### [Aim of the exercise]
In the records below, work out how many lines hold the word "Kérjük". Report the number alone.

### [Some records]
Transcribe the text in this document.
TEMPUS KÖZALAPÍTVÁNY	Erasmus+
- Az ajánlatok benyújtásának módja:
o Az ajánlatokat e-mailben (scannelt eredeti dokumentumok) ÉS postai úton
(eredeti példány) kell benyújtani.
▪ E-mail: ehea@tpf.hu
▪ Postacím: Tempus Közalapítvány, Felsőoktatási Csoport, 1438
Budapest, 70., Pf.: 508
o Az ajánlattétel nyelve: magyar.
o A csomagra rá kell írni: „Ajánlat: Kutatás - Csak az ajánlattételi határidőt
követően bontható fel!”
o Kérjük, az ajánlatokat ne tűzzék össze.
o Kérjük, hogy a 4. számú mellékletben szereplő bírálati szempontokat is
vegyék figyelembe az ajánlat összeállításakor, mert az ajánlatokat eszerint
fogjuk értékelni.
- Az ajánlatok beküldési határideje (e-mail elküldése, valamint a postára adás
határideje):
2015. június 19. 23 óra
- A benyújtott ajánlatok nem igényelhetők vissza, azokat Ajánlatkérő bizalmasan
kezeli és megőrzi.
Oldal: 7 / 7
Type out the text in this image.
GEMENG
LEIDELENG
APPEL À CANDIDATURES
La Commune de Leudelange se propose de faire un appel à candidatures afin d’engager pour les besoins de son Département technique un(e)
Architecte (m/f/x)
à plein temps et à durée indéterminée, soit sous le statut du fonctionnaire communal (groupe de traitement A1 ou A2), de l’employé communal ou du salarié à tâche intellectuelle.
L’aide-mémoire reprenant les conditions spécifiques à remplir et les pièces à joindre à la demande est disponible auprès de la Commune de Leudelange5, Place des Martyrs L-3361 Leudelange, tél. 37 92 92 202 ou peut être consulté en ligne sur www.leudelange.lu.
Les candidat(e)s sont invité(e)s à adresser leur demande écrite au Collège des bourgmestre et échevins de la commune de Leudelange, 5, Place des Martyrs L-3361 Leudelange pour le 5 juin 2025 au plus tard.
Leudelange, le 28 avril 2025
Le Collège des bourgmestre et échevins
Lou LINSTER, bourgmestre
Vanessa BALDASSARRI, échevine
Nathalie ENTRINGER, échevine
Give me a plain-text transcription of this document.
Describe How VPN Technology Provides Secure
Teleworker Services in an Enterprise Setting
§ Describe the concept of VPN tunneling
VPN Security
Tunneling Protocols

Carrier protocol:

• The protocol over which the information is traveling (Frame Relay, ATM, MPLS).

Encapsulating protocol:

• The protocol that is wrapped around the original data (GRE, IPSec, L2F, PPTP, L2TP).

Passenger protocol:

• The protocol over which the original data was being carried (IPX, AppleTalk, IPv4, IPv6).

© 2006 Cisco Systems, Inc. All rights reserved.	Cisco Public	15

### [Reply]
2